WRITTEN TASKS =
(1) Render this sentence from the essay on fear of escalation into Spanish: "Fear of escalation paralyses counteraction against aggressors."
(2) Decide whether each statement agrees with the essay on fear of escalation. Answer yes or no for each, and quote the words from the essay that settle it.
(a) Economic sanctions reduce an aggressor's aggressive intent.
(b) Stopping aggressions requires a war effort.
(c) The word is typically used by people who favor aiding Ukraine.
(3) Carry on the essay on fear of escalation from its final sentence.

READING TEXT =
This word has been used a lot recently, typically by people who oppose aiding Ukraine to defend itself against the Russian aggression.

The fear of escalation guides the thoroughly idiotic American National Security advisor, for example. 

To appease or to paralyse out of fear in face of aggressors is a path of failure: It prevents downsides to the aggressor, who can attack and steal from the weak without costs exceeding the (perceived) benefits. The costs of economic sanctions are near-irrelevant to an aggressive leader who thinks in centuries-spanning nationalistic-imperialist mission or who believes in some messianic world revolution. Economic sanctions reduce the capabilities of an aggressor, but rather not his/her aggressive intent. To deter aggression requires the risk of catastrophic defeat of the aggressor and to stop aggressions requires a war effort (backed by provision or production of military goods; conversion to war economy if it's a major war).

Fear of escalation paralyses counteraction against aggressors. It may (and will) get in the way of countering a build-up of military power out of fears that 'arms racing' is escalatory.

GIVEN INFORMATION =
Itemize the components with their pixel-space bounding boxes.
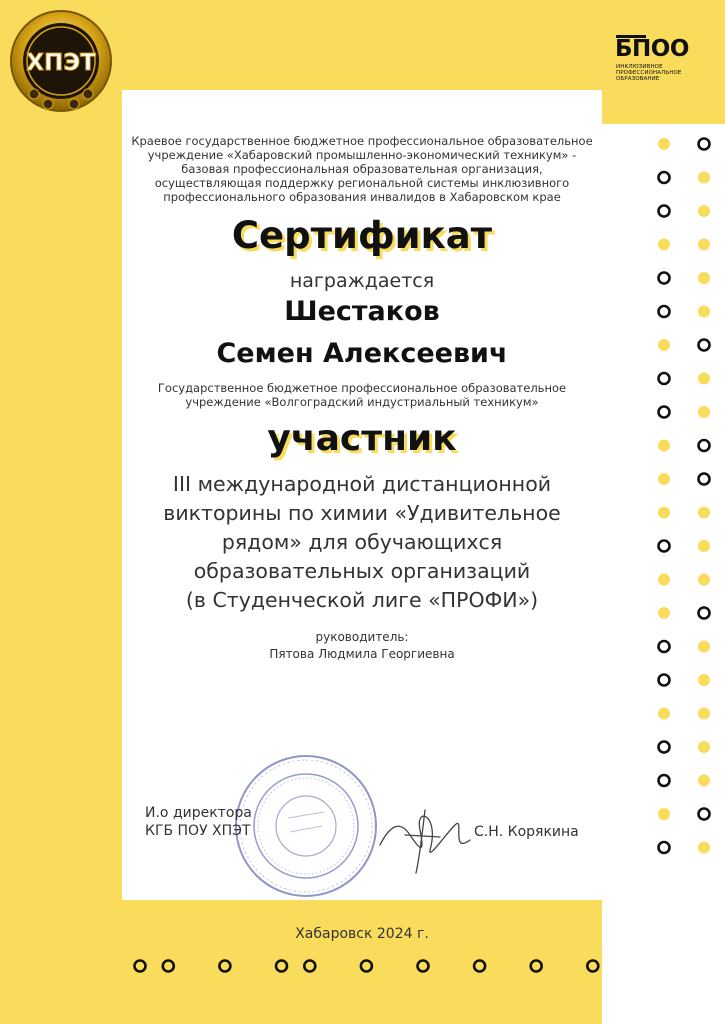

THE REPLIES =
(1) El miedo a la escalada paraliza la respuesta contra los agresores.

(2)
(a) No: "Economic sanctions reduce the capabilities of an aggressor, but rather not his/her aggressive intent."
(b) Yes: "to stop aggressions requires a war effort"
(c) No: "typically by people who oppose aiding Ukraine to defend itself against the Russian aggression"

(3)
Thus we need to master the political dimension for a successful counter to preparation or execution of an aggression. Any plan to counteract aggressors with a defensive military build-up needs to address the political dimension decisively.

The most important part of a mobilisation plan may thus be to wrestle the narrative control away from the "non-escalatory" and "appeasement" idiots, preferably years in advance of the activation of the mobilisation.

Politicians are ill-suited to do this, for they have proved to be utterly disinterested in defence when there's no immediate need for military action. People who think of four- or five-year cycles are ill-suited to maintain a narrative (even embed it in culture) over decades unless the entire country is aware of the necessity (Israel, South Korea, Finland).

We need non-politician agents to create and maintain the narrative on how to react to a likely aggressor's military strength (build-up). This narrative needs to be pro deterrence, contra appeasement and contra fearful pussies.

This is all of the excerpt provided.